> **Problem details**: In the entries below, find the lines that contain the word "background" and copy them.

> **Provided data**:
· · · · · · ·

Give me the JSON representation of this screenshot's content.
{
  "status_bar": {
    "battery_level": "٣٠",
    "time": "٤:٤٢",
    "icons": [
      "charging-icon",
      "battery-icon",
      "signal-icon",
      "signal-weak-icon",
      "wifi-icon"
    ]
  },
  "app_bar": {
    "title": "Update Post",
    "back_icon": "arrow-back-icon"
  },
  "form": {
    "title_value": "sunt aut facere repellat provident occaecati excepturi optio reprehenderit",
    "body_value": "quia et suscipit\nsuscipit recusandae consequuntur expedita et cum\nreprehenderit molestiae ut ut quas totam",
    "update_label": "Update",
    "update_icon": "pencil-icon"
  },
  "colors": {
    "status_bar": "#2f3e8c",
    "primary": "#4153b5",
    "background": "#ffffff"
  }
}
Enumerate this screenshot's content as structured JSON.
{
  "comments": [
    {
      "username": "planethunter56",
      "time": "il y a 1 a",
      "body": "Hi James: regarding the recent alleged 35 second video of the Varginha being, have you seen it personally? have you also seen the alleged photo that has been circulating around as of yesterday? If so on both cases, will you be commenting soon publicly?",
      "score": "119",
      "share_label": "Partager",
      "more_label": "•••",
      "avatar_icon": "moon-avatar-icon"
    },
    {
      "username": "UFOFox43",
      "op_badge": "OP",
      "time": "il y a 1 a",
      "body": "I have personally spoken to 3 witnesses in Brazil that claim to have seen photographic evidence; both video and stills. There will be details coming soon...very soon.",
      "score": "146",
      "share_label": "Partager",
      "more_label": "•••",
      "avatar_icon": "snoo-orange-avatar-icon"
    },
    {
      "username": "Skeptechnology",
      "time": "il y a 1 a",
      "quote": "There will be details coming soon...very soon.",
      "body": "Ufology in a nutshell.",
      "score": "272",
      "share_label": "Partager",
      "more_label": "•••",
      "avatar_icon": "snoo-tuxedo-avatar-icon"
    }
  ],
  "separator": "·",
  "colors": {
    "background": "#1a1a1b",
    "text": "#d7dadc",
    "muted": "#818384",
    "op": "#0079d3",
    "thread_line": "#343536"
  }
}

· · · · · · ·

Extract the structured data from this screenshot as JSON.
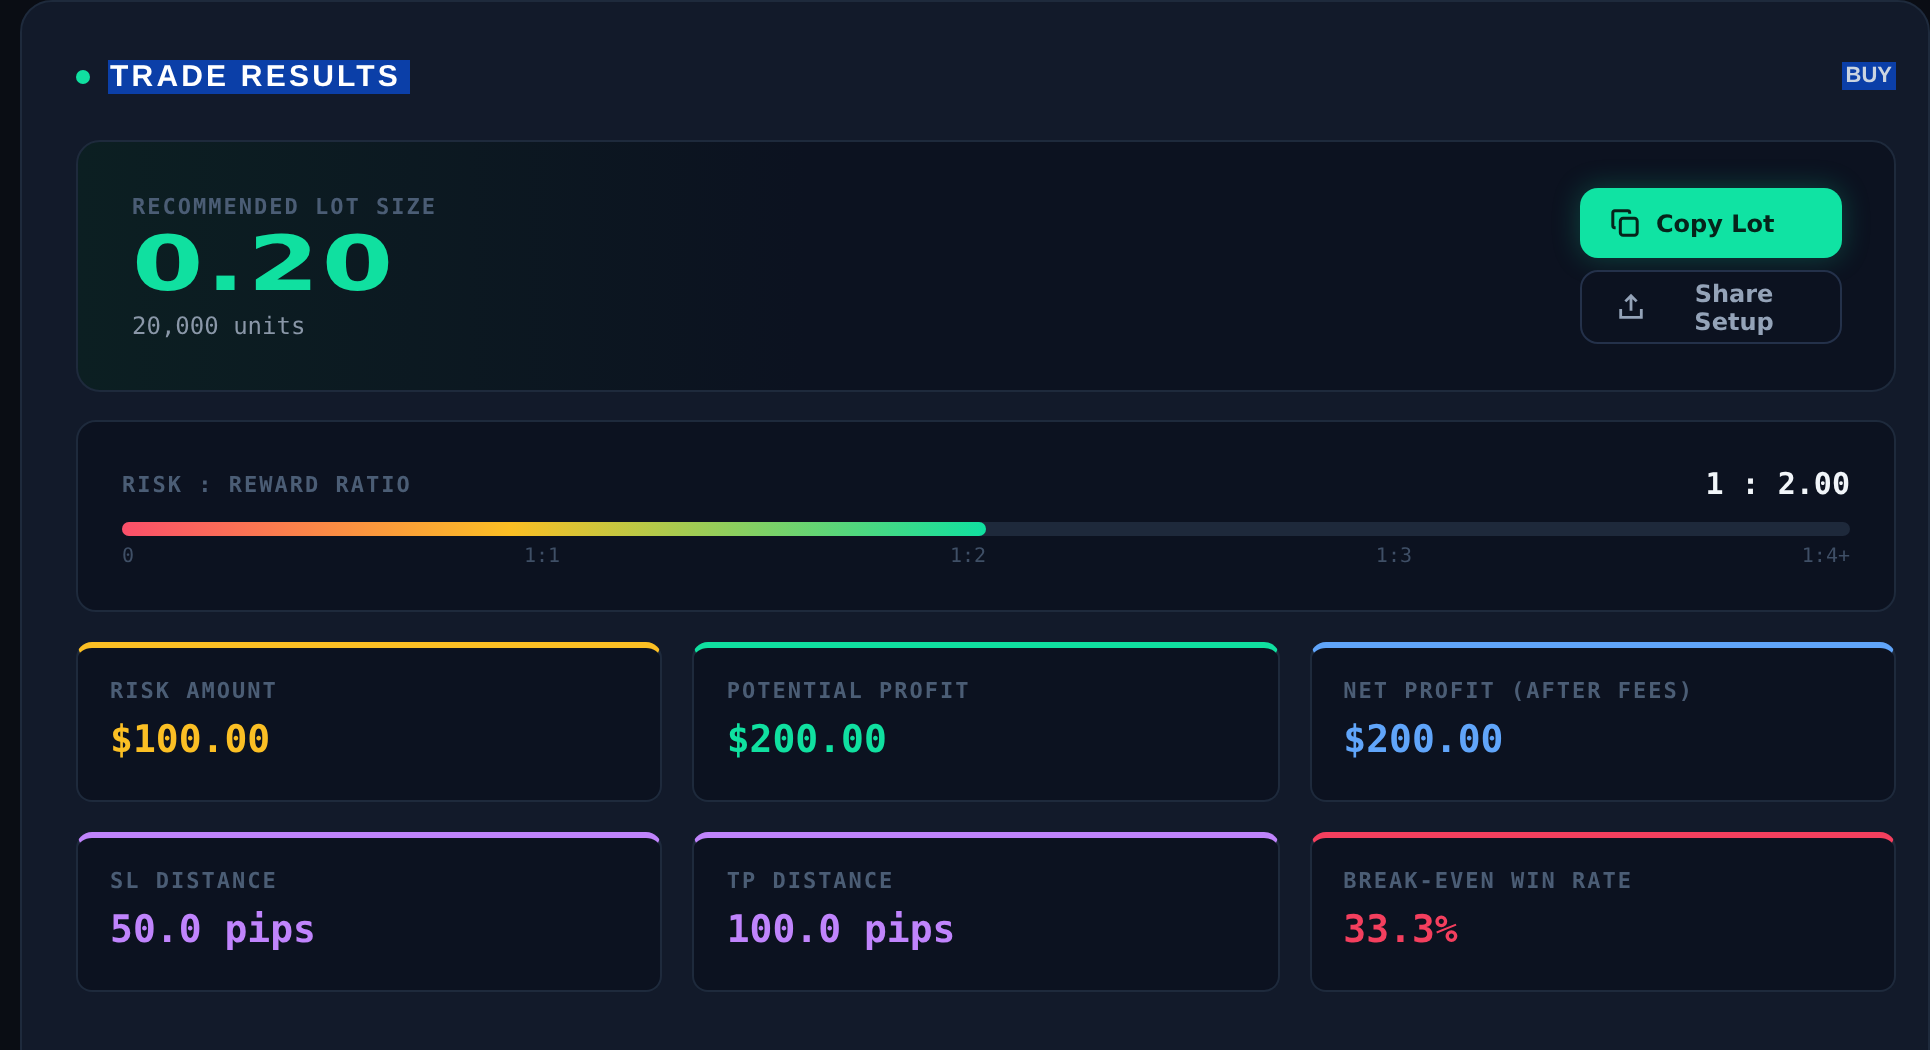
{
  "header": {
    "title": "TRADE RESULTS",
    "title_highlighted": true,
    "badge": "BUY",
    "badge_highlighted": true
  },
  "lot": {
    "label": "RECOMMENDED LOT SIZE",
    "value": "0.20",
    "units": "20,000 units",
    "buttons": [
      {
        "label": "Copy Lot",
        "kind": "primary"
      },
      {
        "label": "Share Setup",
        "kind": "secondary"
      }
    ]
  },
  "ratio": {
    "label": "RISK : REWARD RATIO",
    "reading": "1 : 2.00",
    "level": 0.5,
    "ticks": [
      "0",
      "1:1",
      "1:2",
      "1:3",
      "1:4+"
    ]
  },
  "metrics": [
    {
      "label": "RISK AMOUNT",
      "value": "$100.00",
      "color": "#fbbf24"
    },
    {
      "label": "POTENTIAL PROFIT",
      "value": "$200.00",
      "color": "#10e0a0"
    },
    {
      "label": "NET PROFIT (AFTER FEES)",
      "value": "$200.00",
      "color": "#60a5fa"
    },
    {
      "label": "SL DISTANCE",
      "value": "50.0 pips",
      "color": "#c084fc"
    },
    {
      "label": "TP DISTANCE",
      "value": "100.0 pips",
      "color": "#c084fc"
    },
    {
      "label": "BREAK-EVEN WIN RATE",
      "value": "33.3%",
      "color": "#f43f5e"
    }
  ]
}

· · · · · · ·

> **Complete answer**:
    "background": "#ffffff"
    "background": "#1a1a1b",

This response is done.